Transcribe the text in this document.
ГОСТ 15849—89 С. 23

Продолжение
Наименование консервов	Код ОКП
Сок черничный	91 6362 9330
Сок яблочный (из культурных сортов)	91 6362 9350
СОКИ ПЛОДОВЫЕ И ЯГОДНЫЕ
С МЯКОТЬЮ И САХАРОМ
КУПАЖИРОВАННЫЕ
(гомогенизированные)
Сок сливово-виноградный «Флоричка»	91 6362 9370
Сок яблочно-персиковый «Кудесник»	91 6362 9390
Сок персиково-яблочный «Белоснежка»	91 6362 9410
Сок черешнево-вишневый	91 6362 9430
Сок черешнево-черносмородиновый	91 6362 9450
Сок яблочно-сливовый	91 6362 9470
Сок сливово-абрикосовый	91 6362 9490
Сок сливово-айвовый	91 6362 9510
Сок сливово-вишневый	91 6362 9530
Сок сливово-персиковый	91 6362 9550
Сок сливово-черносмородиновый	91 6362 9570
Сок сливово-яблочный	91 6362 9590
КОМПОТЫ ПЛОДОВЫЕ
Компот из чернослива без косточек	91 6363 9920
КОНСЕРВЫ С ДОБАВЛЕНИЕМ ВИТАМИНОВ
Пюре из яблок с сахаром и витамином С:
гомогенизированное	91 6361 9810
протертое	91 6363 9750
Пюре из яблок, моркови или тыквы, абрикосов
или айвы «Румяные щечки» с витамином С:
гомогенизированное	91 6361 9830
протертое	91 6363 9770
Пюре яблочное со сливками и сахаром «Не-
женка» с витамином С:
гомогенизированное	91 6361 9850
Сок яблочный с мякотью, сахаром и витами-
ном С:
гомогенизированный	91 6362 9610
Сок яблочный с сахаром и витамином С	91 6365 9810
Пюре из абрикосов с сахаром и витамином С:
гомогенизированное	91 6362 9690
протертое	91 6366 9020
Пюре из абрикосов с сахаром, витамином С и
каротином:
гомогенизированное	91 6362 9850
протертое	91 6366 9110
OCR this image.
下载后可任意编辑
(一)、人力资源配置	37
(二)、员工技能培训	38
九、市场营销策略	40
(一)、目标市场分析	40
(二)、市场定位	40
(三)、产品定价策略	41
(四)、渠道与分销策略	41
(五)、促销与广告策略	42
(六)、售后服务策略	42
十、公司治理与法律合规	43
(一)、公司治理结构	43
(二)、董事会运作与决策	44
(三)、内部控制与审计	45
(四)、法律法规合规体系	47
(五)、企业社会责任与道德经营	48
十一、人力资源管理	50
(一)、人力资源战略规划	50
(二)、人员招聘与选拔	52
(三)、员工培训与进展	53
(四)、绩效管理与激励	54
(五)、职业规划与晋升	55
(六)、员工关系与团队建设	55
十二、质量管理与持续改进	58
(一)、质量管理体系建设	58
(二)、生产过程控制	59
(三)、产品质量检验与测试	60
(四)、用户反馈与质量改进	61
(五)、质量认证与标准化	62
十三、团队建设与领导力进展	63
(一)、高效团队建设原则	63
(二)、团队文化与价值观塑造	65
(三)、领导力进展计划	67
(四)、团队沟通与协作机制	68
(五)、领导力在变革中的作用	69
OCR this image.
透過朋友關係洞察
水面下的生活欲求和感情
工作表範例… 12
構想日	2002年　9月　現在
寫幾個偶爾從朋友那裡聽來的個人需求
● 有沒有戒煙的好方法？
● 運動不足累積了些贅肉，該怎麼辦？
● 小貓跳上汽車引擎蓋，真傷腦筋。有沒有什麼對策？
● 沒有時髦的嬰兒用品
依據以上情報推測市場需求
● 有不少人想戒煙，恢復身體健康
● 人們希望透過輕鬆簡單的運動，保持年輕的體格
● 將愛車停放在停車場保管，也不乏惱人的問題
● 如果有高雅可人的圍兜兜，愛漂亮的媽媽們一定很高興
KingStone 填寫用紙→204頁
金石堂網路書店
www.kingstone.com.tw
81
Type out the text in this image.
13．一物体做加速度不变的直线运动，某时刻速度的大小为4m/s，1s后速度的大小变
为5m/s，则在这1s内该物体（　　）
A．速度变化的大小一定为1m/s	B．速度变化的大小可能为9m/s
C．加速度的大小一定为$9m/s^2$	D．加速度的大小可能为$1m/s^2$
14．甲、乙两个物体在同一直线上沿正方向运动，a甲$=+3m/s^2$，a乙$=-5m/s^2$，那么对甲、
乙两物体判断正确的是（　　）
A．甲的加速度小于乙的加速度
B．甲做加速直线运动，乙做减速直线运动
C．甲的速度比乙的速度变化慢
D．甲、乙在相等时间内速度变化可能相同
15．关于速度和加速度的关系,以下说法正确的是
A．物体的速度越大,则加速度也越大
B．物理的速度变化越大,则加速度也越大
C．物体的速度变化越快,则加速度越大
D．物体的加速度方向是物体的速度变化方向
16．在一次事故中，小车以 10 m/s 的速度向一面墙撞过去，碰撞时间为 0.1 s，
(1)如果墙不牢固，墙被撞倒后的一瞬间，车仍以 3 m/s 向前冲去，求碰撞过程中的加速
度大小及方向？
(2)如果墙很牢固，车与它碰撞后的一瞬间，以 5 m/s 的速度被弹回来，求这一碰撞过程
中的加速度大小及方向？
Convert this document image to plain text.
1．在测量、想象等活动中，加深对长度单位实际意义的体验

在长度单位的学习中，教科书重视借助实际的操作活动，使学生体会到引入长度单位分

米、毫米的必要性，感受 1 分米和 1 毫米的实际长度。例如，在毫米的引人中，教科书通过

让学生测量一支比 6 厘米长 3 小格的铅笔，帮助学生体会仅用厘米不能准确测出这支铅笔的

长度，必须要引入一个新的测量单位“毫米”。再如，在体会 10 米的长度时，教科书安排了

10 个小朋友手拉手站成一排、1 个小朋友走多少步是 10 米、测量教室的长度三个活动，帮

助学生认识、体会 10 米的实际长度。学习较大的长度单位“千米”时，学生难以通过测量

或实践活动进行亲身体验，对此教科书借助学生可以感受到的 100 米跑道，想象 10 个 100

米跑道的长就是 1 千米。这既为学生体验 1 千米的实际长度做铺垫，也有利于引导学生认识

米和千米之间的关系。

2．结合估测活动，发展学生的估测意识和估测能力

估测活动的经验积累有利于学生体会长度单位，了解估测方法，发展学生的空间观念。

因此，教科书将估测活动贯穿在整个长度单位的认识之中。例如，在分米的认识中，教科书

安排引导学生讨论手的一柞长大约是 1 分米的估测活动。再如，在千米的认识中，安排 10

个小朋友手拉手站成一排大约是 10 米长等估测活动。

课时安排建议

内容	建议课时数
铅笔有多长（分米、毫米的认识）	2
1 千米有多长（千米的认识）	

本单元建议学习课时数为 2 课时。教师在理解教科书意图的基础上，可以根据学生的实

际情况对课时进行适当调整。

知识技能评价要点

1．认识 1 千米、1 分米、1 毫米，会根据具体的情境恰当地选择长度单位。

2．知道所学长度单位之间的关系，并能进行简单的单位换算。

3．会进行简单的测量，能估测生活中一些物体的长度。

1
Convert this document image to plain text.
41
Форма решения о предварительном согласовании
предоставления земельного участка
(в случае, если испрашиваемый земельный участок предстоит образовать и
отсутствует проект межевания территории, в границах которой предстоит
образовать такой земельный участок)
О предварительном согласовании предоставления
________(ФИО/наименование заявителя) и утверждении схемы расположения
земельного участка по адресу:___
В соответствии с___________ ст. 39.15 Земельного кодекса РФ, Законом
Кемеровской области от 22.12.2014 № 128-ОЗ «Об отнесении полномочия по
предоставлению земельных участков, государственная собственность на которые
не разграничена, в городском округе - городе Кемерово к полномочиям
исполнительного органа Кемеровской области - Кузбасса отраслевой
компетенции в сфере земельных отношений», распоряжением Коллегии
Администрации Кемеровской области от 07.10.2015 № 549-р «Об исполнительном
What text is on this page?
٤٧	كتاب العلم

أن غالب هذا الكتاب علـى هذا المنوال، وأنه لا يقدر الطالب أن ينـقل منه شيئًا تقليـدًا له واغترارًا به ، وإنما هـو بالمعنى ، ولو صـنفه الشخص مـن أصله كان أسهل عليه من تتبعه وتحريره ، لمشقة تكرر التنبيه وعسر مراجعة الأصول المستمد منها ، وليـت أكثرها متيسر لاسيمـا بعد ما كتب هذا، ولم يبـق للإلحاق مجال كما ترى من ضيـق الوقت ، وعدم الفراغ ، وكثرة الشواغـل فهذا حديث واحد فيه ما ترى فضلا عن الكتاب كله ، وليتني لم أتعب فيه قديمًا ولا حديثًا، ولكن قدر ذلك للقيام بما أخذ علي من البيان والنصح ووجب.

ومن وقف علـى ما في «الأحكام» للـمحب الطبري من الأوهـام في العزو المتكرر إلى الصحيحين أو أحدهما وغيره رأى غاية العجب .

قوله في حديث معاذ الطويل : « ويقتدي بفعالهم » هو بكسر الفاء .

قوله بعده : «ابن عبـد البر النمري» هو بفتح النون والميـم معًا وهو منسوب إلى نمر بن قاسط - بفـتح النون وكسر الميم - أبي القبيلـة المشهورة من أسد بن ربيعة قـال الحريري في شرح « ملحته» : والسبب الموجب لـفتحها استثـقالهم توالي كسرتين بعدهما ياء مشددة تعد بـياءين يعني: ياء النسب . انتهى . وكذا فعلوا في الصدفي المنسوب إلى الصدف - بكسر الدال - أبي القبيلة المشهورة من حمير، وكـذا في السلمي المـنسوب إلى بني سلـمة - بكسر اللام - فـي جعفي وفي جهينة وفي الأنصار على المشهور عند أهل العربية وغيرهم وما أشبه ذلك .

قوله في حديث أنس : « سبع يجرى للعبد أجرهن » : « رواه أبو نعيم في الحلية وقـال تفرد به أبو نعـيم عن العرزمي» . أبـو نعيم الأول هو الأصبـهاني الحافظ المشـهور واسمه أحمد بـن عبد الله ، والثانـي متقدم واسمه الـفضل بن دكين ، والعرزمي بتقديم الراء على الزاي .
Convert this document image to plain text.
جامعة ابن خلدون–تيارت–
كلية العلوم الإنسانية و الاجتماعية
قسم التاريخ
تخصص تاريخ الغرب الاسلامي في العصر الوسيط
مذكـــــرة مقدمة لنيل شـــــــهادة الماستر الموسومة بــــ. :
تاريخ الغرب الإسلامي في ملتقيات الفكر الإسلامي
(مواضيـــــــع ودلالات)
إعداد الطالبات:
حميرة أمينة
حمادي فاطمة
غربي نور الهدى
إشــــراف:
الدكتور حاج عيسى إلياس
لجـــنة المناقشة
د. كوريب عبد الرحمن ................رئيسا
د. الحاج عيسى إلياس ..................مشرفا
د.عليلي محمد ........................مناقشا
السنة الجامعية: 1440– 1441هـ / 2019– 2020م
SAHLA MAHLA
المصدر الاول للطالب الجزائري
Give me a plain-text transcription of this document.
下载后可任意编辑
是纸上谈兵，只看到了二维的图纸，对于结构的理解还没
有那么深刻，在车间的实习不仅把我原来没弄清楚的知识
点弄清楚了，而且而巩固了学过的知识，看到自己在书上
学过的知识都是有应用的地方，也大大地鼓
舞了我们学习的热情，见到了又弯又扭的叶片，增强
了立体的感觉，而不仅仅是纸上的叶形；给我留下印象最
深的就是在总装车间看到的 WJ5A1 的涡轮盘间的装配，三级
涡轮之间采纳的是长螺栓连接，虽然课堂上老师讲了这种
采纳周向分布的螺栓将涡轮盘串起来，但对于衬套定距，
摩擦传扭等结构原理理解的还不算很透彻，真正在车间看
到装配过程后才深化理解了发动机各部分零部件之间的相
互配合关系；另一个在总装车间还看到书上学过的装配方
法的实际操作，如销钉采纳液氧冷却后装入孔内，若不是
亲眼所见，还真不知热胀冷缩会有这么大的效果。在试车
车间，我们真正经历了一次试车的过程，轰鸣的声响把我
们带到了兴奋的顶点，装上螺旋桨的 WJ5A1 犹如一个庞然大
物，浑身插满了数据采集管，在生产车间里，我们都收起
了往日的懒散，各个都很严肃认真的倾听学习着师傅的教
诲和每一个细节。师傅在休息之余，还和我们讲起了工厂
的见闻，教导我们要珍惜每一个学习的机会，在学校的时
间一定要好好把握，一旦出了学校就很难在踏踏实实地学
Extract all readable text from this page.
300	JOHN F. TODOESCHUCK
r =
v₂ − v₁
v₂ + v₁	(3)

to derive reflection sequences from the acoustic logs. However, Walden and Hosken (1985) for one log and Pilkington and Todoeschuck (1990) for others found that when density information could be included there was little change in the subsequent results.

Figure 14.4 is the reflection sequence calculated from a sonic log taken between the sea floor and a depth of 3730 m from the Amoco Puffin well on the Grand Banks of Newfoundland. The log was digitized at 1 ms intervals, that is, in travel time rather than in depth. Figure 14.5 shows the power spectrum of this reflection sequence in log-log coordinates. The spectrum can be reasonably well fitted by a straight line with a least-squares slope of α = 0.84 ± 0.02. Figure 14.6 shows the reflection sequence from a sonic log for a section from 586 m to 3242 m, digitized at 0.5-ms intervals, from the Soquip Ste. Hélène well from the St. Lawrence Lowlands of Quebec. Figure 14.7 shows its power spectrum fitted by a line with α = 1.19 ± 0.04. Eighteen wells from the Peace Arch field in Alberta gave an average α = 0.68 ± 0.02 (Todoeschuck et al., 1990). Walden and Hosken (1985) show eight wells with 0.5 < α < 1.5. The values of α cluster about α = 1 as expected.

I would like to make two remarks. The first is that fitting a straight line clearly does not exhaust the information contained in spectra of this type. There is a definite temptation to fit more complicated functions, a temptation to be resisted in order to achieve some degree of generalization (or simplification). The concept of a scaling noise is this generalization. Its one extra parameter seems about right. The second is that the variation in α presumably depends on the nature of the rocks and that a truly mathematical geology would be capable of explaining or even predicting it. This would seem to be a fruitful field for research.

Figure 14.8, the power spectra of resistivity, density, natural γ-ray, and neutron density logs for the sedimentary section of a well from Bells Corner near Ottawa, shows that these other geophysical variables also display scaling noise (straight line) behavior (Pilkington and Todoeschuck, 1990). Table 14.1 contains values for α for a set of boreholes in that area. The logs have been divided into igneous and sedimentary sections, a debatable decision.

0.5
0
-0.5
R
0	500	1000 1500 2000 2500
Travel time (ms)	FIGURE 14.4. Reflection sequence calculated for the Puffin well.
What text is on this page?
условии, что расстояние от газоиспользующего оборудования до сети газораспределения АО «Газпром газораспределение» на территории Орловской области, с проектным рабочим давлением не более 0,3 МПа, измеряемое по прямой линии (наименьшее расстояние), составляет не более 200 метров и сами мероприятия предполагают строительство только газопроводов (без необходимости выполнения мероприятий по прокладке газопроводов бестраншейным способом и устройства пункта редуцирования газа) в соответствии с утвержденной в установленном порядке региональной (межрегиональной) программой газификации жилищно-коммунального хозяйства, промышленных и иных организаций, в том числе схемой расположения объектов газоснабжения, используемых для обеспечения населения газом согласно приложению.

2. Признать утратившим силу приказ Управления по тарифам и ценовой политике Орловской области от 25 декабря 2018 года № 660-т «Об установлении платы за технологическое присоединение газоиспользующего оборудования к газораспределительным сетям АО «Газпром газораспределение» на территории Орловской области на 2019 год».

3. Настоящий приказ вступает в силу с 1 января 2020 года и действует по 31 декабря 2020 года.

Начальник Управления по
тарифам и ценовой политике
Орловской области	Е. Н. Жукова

* Stated problem: Whichever lines contain the string "إلياس", select and copy them.

* Exercise answer:
الدكتور حاج عيسى إلياس
د. الحاج عيسى إلياس ..................مشرفا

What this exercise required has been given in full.